**Work to complete**. Below are records; state how many of their lines hold the word "checked", and give only the figure.
----- Raw records -----
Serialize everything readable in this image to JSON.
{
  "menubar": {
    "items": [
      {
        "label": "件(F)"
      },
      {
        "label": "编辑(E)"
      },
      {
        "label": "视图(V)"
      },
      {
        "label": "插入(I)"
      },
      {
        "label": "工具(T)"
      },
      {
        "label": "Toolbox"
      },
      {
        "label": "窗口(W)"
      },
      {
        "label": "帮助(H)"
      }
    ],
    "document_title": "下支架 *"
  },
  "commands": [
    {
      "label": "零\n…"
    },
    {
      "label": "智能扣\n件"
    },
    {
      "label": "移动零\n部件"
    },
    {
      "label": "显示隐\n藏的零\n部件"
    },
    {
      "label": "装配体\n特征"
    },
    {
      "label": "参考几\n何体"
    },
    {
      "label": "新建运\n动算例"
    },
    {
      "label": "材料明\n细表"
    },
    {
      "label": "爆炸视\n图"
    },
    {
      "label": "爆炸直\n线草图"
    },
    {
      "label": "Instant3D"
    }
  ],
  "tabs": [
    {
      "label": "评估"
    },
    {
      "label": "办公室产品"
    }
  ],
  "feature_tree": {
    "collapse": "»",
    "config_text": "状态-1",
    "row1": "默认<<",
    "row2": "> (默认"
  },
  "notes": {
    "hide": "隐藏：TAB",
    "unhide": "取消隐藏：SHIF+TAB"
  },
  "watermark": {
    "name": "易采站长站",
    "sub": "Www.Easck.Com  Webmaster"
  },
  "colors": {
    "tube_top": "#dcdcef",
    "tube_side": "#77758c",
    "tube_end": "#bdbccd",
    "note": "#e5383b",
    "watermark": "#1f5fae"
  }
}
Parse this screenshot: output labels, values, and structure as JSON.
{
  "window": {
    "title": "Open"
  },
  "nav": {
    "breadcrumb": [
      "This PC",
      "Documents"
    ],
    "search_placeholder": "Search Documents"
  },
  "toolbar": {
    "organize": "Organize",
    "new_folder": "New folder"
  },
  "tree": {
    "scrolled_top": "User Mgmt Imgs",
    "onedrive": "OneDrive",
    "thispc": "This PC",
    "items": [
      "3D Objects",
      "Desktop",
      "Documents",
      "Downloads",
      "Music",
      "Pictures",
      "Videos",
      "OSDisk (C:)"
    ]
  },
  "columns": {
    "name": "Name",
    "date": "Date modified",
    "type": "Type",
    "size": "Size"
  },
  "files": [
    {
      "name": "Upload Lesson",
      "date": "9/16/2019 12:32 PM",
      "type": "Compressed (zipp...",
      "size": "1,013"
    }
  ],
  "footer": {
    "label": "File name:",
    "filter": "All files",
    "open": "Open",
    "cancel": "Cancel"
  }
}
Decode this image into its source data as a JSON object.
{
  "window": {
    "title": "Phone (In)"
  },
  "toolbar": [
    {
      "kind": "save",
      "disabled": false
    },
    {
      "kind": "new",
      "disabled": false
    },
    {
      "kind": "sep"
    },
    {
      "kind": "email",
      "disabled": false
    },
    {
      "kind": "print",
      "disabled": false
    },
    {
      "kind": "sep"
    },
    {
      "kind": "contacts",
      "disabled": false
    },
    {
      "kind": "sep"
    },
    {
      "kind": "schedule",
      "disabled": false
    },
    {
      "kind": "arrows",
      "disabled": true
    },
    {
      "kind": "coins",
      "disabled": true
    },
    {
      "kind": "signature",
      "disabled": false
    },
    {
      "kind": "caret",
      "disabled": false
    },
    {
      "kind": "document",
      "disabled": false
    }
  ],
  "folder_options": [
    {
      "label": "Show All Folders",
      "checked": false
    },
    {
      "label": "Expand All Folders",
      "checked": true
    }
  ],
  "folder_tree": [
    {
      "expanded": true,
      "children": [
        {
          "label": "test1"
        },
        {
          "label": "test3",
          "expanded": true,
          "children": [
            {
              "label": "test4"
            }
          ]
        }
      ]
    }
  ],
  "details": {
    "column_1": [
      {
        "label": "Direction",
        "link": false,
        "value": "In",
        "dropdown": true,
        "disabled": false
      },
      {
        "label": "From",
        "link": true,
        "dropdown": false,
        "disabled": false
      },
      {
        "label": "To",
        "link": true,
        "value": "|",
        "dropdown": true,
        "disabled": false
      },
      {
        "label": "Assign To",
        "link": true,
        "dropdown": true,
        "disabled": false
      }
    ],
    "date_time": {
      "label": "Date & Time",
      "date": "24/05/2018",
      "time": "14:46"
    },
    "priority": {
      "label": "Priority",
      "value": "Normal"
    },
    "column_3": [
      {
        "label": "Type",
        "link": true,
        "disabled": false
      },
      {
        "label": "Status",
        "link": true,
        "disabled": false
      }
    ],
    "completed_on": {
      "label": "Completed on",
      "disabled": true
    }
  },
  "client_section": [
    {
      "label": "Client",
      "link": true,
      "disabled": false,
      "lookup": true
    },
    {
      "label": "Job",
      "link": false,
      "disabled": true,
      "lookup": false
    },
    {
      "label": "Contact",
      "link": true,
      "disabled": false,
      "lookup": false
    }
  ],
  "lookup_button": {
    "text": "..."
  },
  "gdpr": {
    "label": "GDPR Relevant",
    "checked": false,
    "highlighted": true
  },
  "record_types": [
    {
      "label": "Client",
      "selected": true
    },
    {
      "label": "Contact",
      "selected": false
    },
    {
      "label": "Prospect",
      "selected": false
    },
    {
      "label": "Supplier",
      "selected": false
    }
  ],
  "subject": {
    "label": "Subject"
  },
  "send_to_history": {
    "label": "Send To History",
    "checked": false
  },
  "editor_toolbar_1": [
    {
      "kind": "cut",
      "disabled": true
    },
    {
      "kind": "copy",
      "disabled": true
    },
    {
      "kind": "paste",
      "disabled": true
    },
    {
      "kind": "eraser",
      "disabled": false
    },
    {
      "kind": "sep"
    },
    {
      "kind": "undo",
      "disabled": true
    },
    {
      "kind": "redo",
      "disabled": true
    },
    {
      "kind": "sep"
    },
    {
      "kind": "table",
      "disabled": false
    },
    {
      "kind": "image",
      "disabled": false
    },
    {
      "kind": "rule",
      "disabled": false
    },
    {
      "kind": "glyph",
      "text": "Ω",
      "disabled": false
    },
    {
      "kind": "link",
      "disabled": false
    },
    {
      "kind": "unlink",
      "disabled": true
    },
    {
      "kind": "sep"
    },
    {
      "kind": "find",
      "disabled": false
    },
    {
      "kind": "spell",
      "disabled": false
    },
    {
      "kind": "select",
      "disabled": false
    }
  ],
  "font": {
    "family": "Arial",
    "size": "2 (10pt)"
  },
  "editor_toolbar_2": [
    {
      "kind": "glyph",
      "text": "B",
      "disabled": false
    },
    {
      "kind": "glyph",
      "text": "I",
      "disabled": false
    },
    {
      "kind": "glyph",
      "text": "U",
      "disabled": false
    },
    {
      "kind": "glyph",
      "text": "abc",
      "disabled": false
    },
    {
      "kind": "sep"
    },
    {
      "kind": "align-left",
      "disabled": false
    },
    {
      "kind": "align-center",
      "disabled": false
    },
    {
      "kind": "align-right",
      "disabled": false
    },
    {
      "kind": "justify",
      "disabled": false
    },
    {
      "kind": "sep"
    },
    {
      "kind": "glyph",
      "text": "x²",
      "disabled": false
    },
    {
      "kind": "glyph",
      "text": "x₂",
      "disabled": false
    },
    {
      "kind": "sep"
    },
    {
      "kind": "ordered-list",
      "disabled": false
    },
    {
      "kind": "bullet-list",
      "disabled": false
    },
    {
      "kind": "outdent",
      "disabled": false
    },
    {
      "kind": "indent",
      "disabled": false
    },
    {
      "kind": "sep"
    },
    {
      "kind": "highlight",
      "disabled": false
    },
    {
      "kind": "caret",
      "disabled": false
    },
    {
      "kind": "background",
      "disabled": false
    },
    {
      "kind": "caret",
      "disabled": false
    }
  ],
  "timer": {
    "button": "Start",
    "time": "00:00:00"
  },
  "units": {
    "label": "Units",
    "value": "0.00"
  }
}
-----
**Solution to the exercise**. 4